▸ Exercises to complete
a) In the post on mass translation, how many volunteers has TED's Open Translation Project brought together?
b) Write out the mass translation post from "The following is" up to and including "the Knight Foundation.", switching "Knight Foundation" to "Library of Congress".

▸ Document section
Libraries Looking Across Languages: Seeing the World Through Mass Translation

The following is a guest post by Kalev Hannes Leetaru, Senior Fellow, George Washington University Center for Cyber & Homeland Security. Portions adapted from a post for the Knight Foundation.

Geotagged tweets November 2012 colored by language.

Geotagged tweets November 2012 colored by language.

Imagine a world where language was no longer a barrier to information access, where anyone can access real-time information from anywhere in the world in any language, seamlessly translated into their native tongue and where their voice is equally accessible to speakers of all the world’s languages. Authors from Douglas Adams to Ethan Zuckerman have long articulated such visions of a post-lingual society in which mass translation eliminates barriers to information access and communication. Yet, even as technologies like the web have broken down geographic barriers and increasingly made it possible to access information from anywhere in the world, linguistic barriers mean most of those voices remain steadfastly inaccessible. For libraries, mass human and machine translation of the world’s information offers enormous possibilities for broadening access to their collections. In turn, as there is greater interest in the non-Western and non-English world’s information, this should lead to a greater focus on preserving it akin to what has been done for Western online news and television.

There have been many attempts to make information accessbile across language barriers using both human and machine translation. During the 2013 Egyptian uprising, Twitter launched live machine translation of Arabic-language tweets from select political leaders and news outlets, an experiment which it expanded for the World Cup in 2014 and made permanent this past January with its official “Tweet translation” service. Facebook launched its own machine translation service in 2011, while Microsoft recently unveiled live spoken translation for Skype. Turning to human translators, Wikipedia’s Content Translation program combines machine translation with human correction in its quest to translate Wikipedia into every modern language and TED’s Open Translation Project has brought together 20,000 volunteers to translate 70,000 speeches into 107 languages since 2009. Even the humanitarian space now routinely leverages volunteer networks to mass translate aid requests during disasters, while mobile games increasingly combine machine and human translation to create fully multilingual chat environments.

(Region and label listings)
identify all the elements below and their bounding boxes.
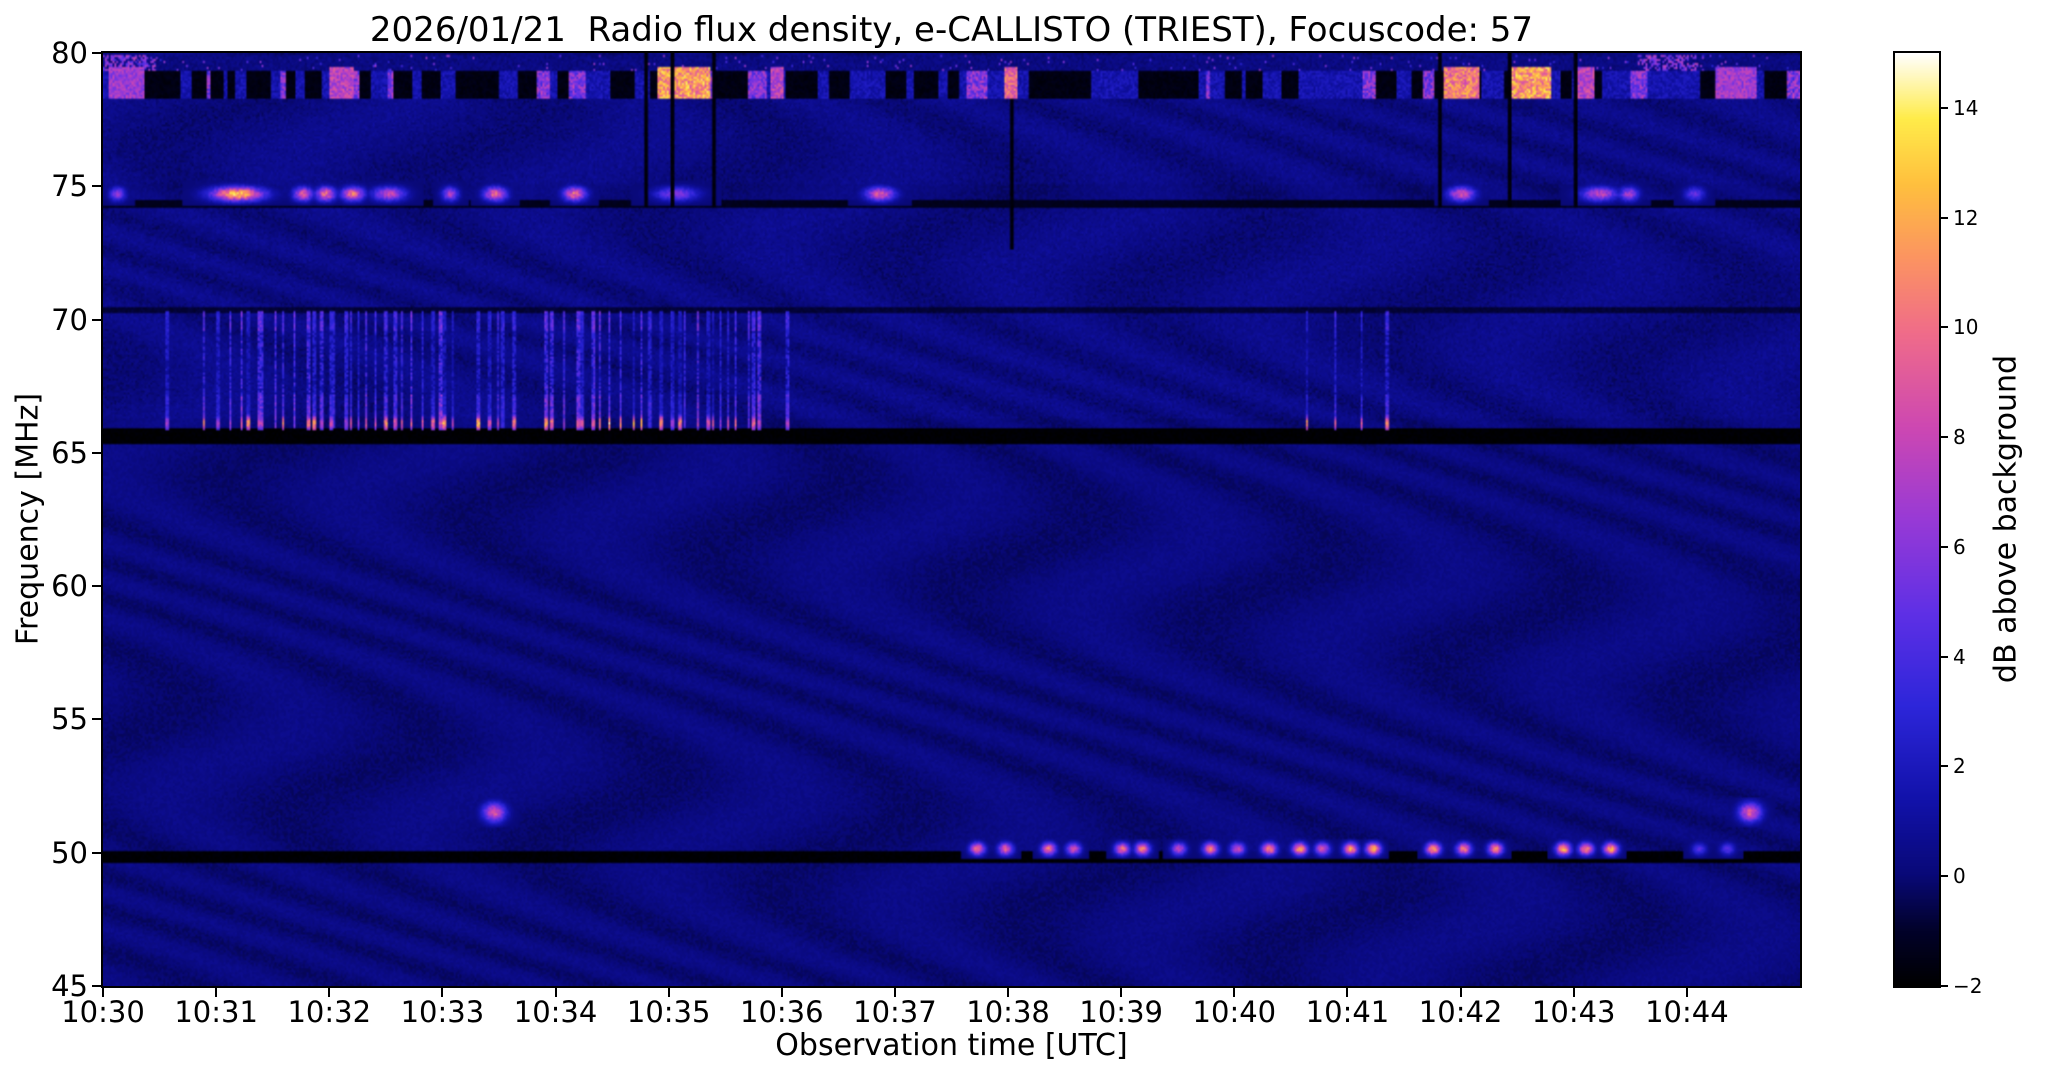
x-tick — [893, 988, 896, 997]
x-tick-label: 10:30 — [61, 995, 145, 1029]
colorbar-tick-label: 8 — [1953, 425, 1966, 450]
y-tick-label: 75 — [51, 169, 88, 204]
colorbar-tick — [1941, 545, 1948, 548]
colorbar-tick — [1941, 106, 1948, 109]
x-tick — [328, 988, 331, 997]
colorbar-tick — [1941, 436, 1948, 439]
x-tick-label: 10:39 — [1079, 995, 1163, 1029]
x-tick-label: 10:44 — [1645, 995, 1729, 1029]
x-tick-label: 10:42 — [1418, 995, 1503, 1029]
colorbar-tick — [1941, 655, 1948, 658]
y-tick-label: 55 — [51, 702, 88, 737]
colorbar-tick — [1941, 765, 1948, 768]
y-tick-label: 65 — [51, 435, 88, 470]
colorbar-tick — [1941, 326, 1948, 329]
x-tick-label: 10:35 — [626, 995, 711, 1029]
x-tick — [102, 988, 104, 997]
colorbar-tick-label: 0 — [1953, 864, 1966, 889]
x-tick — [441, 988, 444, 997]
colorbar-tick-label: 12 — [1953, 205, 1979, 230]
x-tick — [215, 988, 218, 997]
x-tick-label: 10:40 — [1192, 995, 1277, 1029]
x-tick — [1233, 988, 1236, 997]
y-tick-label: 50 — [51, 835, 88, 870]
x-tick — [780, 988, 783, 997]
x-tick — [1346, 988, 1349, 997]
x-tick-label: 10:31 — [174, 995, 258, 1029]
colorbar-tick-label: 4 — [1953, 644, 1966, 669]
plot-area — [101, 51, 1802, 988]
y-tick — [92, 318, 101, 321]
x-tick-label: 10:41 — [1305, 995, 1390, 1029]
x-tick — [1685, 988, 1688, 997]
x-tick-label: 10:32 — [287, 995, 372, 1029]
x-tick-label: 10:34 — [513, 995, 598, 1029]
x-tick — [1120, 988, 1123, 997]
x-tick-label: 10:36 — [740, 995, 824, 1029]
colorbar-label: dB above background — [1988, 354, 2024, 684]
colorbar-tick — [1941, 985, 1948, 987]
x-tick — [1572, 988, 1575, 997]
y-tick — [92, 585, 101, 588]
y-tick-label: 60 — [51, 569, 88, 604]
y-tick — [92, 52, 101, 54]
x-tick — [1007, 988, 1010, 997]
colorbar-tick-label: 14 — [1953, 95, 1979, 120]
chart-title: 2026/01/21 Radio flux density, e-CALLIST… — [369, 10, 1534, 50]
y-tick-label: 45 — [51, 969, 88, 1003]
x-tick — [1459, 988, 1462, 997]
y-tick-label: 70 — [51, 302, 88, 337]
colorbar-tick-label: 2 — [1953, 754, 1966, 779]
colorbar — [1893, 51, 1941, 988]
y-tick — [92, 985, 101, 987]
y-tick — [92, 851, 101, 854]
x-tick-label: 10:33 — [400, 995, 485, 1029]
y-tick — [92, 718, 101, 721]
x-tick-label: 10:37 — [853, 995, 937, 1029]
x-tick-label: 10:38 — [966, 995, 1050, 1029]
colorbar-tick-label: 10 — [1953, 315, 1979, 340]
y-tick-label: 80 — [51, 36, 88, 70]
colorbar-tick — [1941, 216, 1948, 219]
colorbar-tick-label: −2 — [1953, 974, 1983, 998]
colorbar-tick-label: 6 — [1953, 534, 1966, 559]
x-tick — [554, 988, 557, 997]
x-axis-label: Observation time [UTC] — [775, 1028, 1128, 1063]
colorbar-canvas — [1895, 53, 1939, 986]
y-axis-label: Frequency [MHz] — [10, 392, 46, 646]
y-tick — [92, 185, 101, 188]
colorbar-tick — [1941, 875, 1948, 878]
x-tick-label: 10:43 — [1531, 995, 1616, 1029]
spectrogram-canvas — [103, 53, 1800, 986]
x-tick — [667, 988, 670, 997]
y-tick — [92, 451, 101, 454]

▸ Responses for each task
a) 20,000 volunteers.

b)
The following is a guest post by Kalev Hannes Leetaru, Senior Fellow, George Washington University Center for Cyber & Homeland Security. Portions adapted from a post for the Library of Congress.